**GIVEN REQUEST:**
Each line of the material below that holds the word "tout" needs to be copied.
* start *
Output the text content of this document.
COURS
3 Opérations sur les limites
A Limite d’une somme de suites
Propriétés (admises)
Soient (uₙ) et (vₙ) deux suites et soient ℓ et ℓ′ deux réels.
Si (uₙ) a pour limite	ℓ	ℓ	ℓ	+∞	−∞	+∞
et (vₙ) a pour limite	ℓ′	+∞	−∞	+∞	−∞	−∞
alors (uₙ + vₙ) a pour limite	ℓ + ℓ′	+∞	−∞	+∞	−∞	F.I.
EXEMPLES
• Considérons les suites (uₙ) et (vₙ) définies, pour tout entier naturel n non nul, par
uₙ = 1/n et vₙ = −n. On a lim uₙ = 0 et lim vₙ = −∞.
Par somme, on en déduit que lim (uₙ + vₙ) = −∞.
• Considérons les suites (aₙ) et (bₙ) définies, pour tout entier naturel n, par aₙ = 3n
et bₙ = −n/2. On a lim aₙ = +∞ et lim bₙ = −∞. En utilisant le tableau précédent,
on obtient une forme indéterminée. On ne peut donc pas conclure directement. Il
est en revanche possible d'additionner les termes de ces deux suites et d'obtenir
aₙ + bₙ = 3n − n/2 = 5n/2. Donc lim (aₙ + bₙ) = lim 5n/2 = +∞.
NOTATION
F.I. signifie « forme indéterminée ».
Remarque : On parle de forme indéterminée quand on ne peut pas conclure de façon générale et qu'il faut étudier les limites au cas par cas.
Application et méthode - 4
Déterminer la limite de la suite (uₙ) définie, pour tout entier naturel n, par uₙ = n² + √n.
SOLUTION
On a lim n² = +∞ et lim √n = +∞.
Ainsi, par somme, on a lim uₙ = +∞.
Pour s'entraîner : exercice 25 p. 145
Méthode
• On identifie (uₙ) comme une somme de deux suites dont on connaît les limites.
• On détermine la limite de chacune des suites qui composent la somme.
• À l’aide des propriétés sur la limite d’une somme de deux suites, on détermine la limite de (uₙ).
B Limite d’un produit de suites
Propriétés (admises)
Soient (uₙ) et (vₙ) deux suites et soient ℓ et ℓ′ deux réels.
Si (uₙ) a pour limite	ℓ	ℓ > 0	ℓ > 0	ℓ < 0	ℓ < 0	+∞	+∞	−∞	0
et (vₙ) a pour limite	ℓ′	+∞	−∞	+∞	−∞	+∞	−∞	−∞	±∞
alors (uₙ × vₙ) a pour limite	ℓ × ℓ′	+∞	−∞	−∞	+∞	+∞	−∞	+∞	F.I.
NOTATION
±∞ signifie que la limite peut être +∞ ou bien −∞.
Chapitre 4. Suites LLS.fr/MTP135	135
* end *
**THE RESPONSE:**
• Considérons les suites (uₙ) et (vₙ) définies, pour tout entier naturel n non nul, par
• Considérons les suites (aₙ) et (bₙ) définies, pour tout entier naturel n, par aₙ = 3n
Déterminer la limite de la suite (uₙ) définie, pour tout entier naturel n, par uₙ = n² + √n.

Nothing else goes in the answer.